INSTRUCTION:
Filter this data down to the lines that hold "Gold", and copy them.

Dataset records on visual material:
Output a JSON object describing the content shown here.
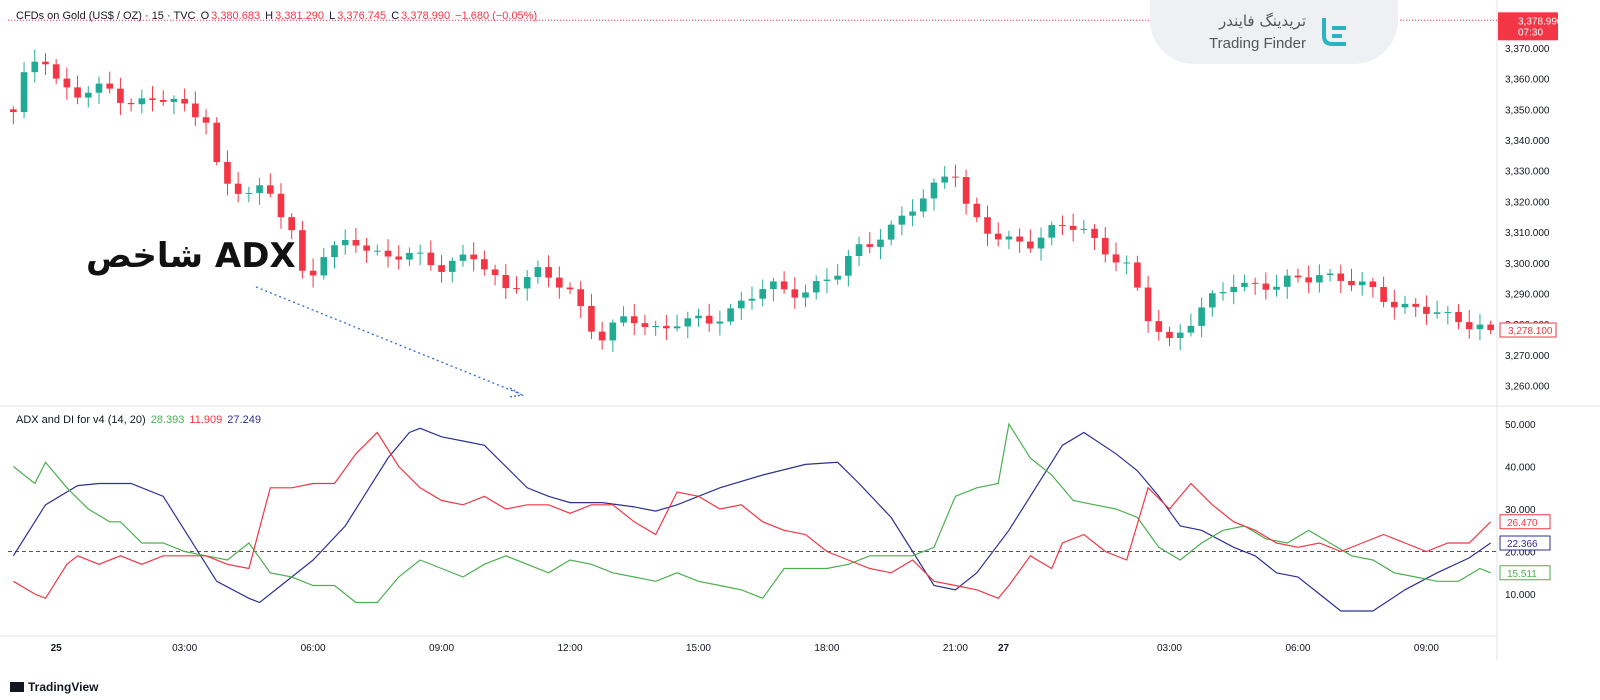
{
  "header": {
    "symbol": "CFDs on Gold (US$ / OZ) · 15 · TVC",
    "o_label": "O",
    "o_value": "3,380.683",
    "h_label": "H",
    "h_value": "3,381.290",
    "l_label": "L",
    "l_value": "3,376.745",
    "c_label": "C",
    "c_value": "3,378.990",
    "change": "−1.680 (−0.05%)"
  },
  "logo": {
    "fa": "تریدینگ فایندر",
    "en": "Trading Finder"
  },
  "annotation": "شاخص ADX",
  "footer": {
    "brand": "TradingView"
  },
  "colors": {
    "up": "#22ab94",
    "down": "#f23645",
    "adx": "#2e3192",
    "plus_di": "#4caf50",
    "minus_di": "#f23645",
    "grid": "#f0f3fa",
    "border": "#e0e3eb"
  },
  "chart_data": [
    {
      "type": "candlestick",
      "title": "CFDs on Gold (US$ / OZ) · 15 · TVC",
      "ylim": [
        3254,
        3383
      ],
      "yticks": [
        "3,370.000",
        "3,360.000",
        "3,350.000",
        "3,340.000",
        "3,330.000",
        "3,320.000",
        "3,310.000",
        "3,300.000",
        "3,290.000",
        "3,280.000",
        "3,270.000",
        "3,260.000"
      ],
      "ytick_values": [
        3370,
        3360,
        3350,
        3340,
        3330,
        3320,
        3310,
        3300,
        3290,
        3280,
        3270,
        3260
      ],
      "xticks": [
        "25",
        "03:00",
        "06:00",
        "09:00",
        "12:00",
        "15:00",
        "18:00",
        "21:00",
        "27",
        "03:00",
        "06:00",
        "09:00"
      ],
      "xtick_positions": [
        4,
        16,
        28,
        40,
        52,
        64,
        76,
        88,
        92.5,
        108,
        120,
        132
      ],
      "last_price_label": "3,378.990",
      "countdown": "07:30",
      "current_price_label": "3,278.100",
      "current_price": 3278.1,
      "last_price": 3378.99,
      "grid": false,
      "candles": []
    },
    {
      "type": "line",
      "title": "ADX and DI for v4 (14, 20)",
      "values_shown": {
        "plus_di": "28.393",
        "minus_di": "11.909",
        "adx": "27.249"
      },
      "ylim": [
        2,
        54
      ],
      "yticks": [
        "50.000",
        "40.000",
        "30.000",
        "20.000",
        "10.000"
      ],
      "ytick_values": [
        50,
        40,
        30,
        20,
        10
      ],
      "threshold": 20,
      "last_labels": {
        "minus_di": "26.470",
        "adx": "22.366",
        "plus_di": "15.511"
      },
      "series": [
        {
          "name": "ADX",
          "key": "adx",
          "points": [
            [
              0,
              19
            ],
            [
              3,
              31
            ],
            [
              6,
              35.5
            ],
            [
              8,
              36
            ],
            [
              11,
              36
            ],
            [
              14,
              33
            ],
            [
              16,
              25
            ],
            [
              19,
              13
            ],
            [
              22,
              9
            ],
            [
              23,
              8
            ],
            [
              25,
              12
            ],
            [
              28,
              18
            ],
            [
              31,
              26
            ],
            [
              35,
              42
            ],
            [
              37,
              48
            ],
            [
              38,
              49
            ],
            [
              40,
              47
            ],
            [
              42,
              46
            ],
            [
              44,
              45
            ],
            [
              46,
              40
            ],
            [
              48,
              35
            ],
            [
              50,
              33
            ],
            [
              52,
              31.5
            ],
            [
              55,
              31.5
            ],
            [
              58,
              30.5
            ],
            [
              60,
              29.5
            ],
            [
              62,
              31
            ],
            [
              66,
              35
            ],
            [
              70,
              38
            ],
            [
              74,
              40.5
            ],
            [
              77,
              41
            ],
            [
              79,
              36
            ],
            [
              82,
              28
            ],
            [
              84,
              20
            ],
            [
              86,
              12
            ],
            [
              88,
              11
            ],
            [
              90,
              15
            ],
            [
              93,
              25
            ],
            [
              95,
              33
            ],
            [
              98,
              45
            ],
            [
              100,
              48
            ],
            [
              103,
              43
            ],
            [
              105,
              39
            ],
            [
              107,
              33
            ],
            [
              109,
              26
            ],
            [
              111,
              25
            ],
            [
              114,
              21
            ],
            [
              116,
              19
            ],
            [
              118,
              15
            ],
            [
              120,
              14
            ],
            [
              122,
              10
            ],
            [
              124,
              6
            ],
            [
              127,
              6
            ],
            [
              130,
              11
            ],
            [
              133,
              15
            ],
            [
              136,
              18.5
            ],
            [
              138,
              22
            ]
          ]
        },
        {
          "name": "+DI",
          "key": "plus_di",
          "points": [
            [
              0,
              40
            ],
            [
              2,
              36
            ],
            [
              3,
              41
            ],
            [
              5,
              35
            ],
            [
              7,
              30
            ],
            [
              9,
              27
            ],
            [
              10,
              27
            ],
            [
              12,
              22
            ],
            [
              14,
              22
            ],
            [
              16,
              20
            ],
            [
              18,
              19
            ],
            [
              20,
              18
            ],
            [
              22,
              22
            ],
            [
              24,
              15
            ],
            [
              26,
              14
            ],
            [
              28,
              12
            ],
            [
              30,
              12
            ],
            [
              32,
              8
            ],
            [
              34,
              8
            ],
            [
              36,
              14
            ],
            [
              38,
              18
            ],
            [
              40,
              16
            ],
            [
              42,
              14
            ],
            [
              44,
              17
            ],
            [
              46,
              19
            ],
            [
              48,
              17
            ],
            [
              50,
              15
            ],
            [
              52,
              18
            ],
            [
              54,
              17
            ],
            [
              56,
              15
            ],
            [
              58,
              14
            ],
            [
              60,
              13
            ],
            [
              62,
              15
            ],
            [
              64,
              13
            ],
            [
              66,
              12
            ],
            [
              68,
              11
            ],
            [
              70,
              9
            ],
            [
              72,
              16
            ],
            [
              74,
              16
            ],
            [
              76,
              16
            ],
            [
              78,
              17
            ],
            [
              80,
              19
            ],
            [
              82,
              19
            ],
            [
              84,
              19
            ],
            [
              86,
              21
            ],
            [
              88,
              33
            ],
            [
              90,
              35
            ],
            [
              92,
              36
            ],
            [
              93,
              50
            ],
            [
              95,
              42
            ],
            [
              97,
              38
            ],
            [
              99,
              32
            ],
            [
              101,
              31
            ],
            [
              103,
              30
            ],
            [
              105,
              28
            ],
            [
              107,
              21
            ],
            [
              109,
              18
            ],
            [
              111,
              22
            ],
            [
              113,
              25
            ],
            [
              115,
              26
            ],
            [
              117,
              23
            ],
            [
              119,
              22
            ],
            [
              121,
              25
            ],
            [
              123,
              22
            ],
            [
              125,
              19
            ],
            [
              127,
              18
            ],
            [
              129,
              15
            ],
            [
              131,
              14
            ],
            [
              133,
              13
            ],
            [
              135,
              13
            ],
            [
              137,
              16
            ],
            [
              138,
              15
            ]
          ]
        },
        {
          "name": "−DI",
          "key": "minus_di",
          "points": [
            [
              0,
              13
            ],
            [
              2,
              10
            ],
            [
              3,
              9
            ],
            [
              5,
              17
            ],
            [
              6,
              19
            ],
            [
              8,
              17
            ],
            [
              10,
              19
            ],
            [
              12,
              17
            ],
            [
              14,
              19
            ],
            [
              16,
              19
            ],
            [
              18,
              19
            ],
            [
              20,
              17
            ],
            [
              22,
              16
            ],
            [
              24,
              35
            ],
            [
              26,
              35
            ],
            [
              28,
              36
            ],
            [
              30,
              36
            ],
            [
              32,
              43
            ],
            [
              34,
              48
            ],
            [
              36,
              40
            ],
            [
              38,
              35
            ],
            [
              40,
              32
            ],
            [
              42,
              31
            ],
            [
              44,
              33
            ],
            [
              46,
              30
            ],
            [
              48,
              31
            ],
            [
              50,
              31
            ],
            [
              52,
              29
            ],
            [
              54,
              31
            ],
            [
              56,
              31
            ],
            [
              58,
              27
            ],
            [
              60,
              24
            ],
            [
              62,
              34
            ],
            [
              64,
              33
            ],
            [
              66,
              30
            ],
            [
              68,
              31
            ],
            [
              70,
              27
            ],
            [
              72,
              25
            ],
            [
              74,
              24
            ],
            [
              76,
              20
            ],
            [
              78,
              18
            ],
            [
              80,
              16
            ],
            [
              82,
              15
            ],
            [
              84,
              18
            ],
            [
              86,
              13
            ],
            [
              88,
              12
            ],
            [
              90,
              11
            ],
            [
              92,
              9
            ],
            [
              93,
              12
            ],
            [
              95,
              19
            ],
            [
              97,
              16
            ],
            [
              98,
              22
            ],
            [
              100,
              24
            ],
            [
              102,
              20
            ],
            [
              104,
              18
            ],
            [
              106,
              35
            ],
            [
              108,
              30
            ],
            [
              110,
              36
            ],
            [
              112,
              31
            ],
            [
              114,
              27
            ],
            [
              116,
              25
            ],
            [
              118,
              22
            ],
            [
              120,
              21
            ],
            [
              122,
              22
            ],
            [
              124,
              20
            ],
            [
              126,
              22
            ],
            [
              128,
              24
            ],
            [
              130,
              22
            ],
            [
              132,
              20
            ],
            [
              134,
              22
            ],
            [
              136,
              22
            ],
            [
              138,
              27
            ]
          ]
        }
      ],
      "xticks": [
        "25",
        "03:00",
        "06:00",
        "09:00",
        "12:00",
        "15:00",
        "18:00",
        "21:00",
        "27",
        "03:00",
        "06:00",
        "09:00"
      ]
    }
  ]
}
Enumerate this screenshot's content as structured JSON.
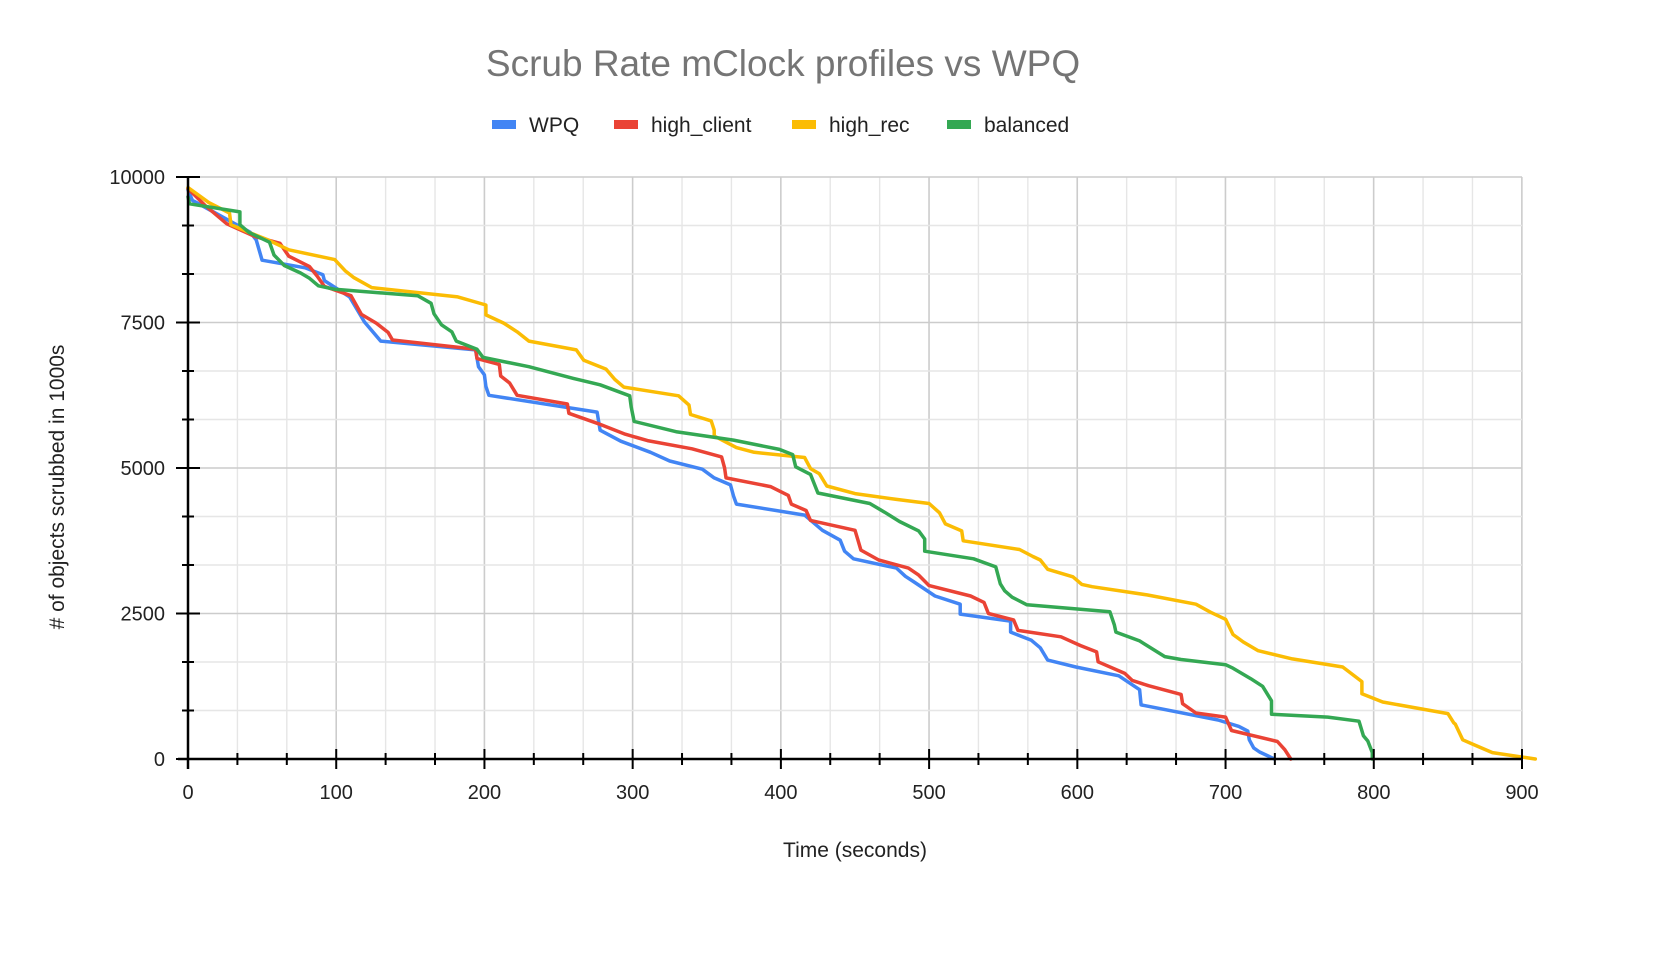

THE OUTPUT:
    "symbol": "CFDs on Gold (US$ / OZ) · 15 · TVC",
      "title": "CFDs on Gold (US$ / OZ) · 15 · TVC",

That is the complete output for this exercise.